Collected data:
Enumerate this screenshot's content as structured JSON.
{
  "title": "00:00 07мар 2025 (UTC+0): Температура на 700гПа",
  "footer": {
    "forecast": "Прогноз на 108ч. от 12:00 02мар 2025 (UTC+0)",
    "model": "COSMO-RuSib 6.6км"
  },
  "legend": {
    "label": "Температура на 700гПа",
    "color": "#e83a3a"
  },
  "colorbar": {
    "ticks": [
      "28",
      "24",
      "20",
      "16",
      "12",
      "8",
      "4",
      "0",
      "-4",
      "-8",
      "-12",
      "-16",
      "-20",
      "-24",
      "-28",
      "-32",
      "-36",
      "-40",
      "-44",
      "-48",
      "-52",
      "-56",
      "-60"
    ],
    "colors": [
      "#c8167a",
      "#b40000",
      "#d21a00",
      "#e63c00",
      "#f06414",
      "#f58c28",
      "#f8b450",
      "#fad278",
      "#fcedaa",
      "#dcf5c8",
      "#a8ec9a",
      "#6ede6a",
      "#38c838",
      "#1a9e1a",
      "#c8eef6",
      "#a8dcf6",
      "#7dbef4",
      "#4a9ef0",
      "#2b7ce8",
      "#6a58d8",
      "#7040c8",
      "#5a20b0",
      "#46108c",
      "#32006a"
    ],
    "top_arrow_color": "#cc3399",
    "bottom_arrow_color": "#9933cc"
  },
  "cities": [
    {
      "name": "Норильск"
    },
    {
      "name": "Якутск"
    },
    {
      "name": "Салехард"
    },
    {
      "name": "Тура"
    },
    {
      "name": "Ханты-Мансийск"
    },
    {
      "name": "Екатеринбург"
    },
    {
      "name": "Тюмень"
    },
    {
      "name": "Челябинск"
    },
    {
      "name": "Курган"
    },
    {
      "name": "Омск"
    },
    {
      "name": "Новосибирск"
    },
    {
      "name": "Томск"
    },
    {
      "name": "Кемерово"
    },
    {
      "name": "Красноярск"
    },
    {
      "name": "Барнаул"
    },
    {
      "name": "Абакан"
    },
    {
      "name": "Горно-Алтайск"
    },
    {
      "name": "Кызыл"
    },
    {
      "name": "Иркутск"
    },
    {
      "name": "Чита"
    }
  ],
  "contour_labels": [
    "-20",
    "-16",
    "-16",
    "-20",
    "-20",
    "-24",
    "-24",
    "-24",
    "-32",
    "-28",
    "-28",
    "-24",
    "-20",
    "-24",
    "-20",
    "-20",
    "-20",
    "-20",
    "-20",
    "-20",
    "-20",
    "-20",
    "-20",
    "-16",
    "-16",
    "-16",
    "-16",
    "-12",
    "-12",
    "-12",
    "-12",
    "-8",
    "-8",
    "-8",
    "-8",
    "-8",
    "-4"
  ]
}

Exercise aim: Reproduce the full listing above, character for character.

Task output:
Enumerate this screenshot's content as structured JSON.
{
  "title": "00:00 07мар 2025 (UTC+0): Температура на 700гПа",
  "footer": {
    "forecast": "Прогноз на 108ч. от 12:00 02мар 2025 (UTC+0)",
    "model": "COSMO-RuSib 6.6км"
  },
  "legend": {
    "label": "Температура на 700гПа",
    "color": "#e83a3a"
  },
  "colorbar": {
    "ticks": [
      "28",
      "24",
      "20",
      "16",
      "12",
      "8",
      "4",
      "0",
      "-4",
      "-8",
      "-12",
      "-16",
      "-20",
      "-24",
      "-28",
      "-32",
      "-36",
      "-40",
      "-44",
      "-48",
      "-52",
      "-56",
      "-60"
    ],
    "colors": [
      "#c8167a",
      "#b40000",
      "#d21a00",
      "#e63c00",
      "#f06414",
      "#f58c28",
      "#f8b450",
      "#fad278",
      "#fcedaa",
      "#dcf5c8",
      "#a8ec9a",
      "#6ede6a",
      "#38c838",
      "#1a9e1a",
      "#c8eef6",
      "#a8dcf6",
      "#7dbef4",
      "#4a9ef0",
      "#2b7ce8",
      "#6a58d8",
      "#7040c8",
      "#5a20b0",
      "#46108c",
      "#32006a"
    ],
    "top_arrow_color": "#cc3399",
    "bottom_arrow_color": "#9933cc"
  },
  "cities": [
    {
      "name": "Норильск"
    },
    {
      "name": "Якутск"
    },
    {
      "name": "Салехард"
    },
    {
      "name": "Тура"
    },
    {
      "name": "Ханты-Мансийск"
    },
    {
      "name": "Екатеринбург"
    },
    {
      "name": "Тюмень"
    },
    {
      "name": "Челябинск"
    },
    {
      "name": "Курган"
    },
    {
      "name": "Омск"
    },
    {
      "name": "Новосибирск"
    },
    {
      "name": "Томск"
    },
    {
      "name": "Кемерово"
    },
    {
      "name": "Красноярск"
    },
    {
      "name": "Барнаул"
    },
    {
      "name": "Абакан"
    },
    {
      "name": "Горно-Алтайск"
    },
    {
      "name": "Кызыл"
    },
    {
      "name": "Иркутск"
    },
    {
      "name": "Чита"
    }
  ],
  "contour_labels": [
    "-20",
    "-16",
    "-16",
    "-20",
    "-20",
    "-24",
    "-24",
    "-24",
    "-32",
    "-28",
    "-28",
    "-24",
    "-20",
    "-24",
    "-20",
    "-20",
    "-20",
    "-20",
    "-20",
    "-20",
    "-20",
    "-20",
    "-20",
    "-16",
    "-16",
    "-16",
    "-16",
    "-12",
    "-12",
    "-12",
    "-12",
    "-8",
    "-8",
    "-8",
    "-8",
    "-8",
    "-4"
  ]
}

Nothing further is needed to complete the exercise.